Collected data entries:
○ ○ ○ ○

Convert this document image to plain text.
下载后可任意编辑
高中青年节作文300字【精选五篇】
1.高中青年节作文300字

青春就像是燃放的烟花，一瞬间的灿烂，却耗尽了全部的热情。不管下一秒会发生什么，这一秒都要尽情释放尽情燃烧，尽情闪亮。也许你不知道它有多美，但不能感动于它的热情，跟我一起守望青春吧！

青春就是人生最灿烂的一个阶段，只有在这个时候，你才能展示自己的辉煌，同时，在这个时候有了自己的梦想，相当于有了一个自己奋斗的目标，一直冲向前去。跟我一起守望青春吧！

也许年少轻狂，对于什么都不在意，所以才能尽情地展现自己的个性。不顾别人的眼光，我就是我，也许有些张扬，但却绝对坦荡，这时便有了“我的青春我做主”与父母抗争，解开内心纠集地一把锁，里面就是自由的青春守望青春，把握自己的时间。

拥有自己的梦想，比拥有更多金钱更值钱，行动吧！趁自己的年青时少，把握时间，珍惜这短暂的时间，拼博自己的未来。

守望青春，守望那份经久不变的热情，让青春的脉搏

○ ○ ○ ○

◆ AIM OF THE EXERCISE: Every entry should be printed again exactly as it stands.

◆ WRITTEN ANSWER:
Convert this document image to plain text.
下载后可任意编辑
高中青年节作文300字【精选五篇】
1.高中青年节作文300字

青春就像是燃放的烟花，一瞬间的灿烂，却耗尽了全部的热情。不管下一秒会发生什么，这一秒都要尽情释放尽情燃烧，尽情闪亮。也许你不知道它有多美，但不能感动于它的热情，跟我一起守望青春吧！

青春就是人生最灿烂的一个阶段，只有在这个时候，你才能展示自己的辉煌，同时，在这个时候有了自己的梦想，相当于有了一个自己奋斗的目标，一直冲向前去。跟我一起守望青春吧！

也许年少轻狂，对于什么都不在意，所以才能尽情地展现自己的个性。不顾别人的眼光，我就是我，也许有些张扬，但却绝对坦荡，这时便有了“我的青春我做主”与父母抗争，解开内心纠集地一把锁，里面就是自由的青春守望青春，把握自己的时间。

拥有自己的梦想，比拥有更多金钱更值钱，行动吧！趁自己的年青时少，把握时间，珍惜这短暂的时间，拼博自己的未来。

守望青春，守望那份经久不变的热情，让青春的脉搏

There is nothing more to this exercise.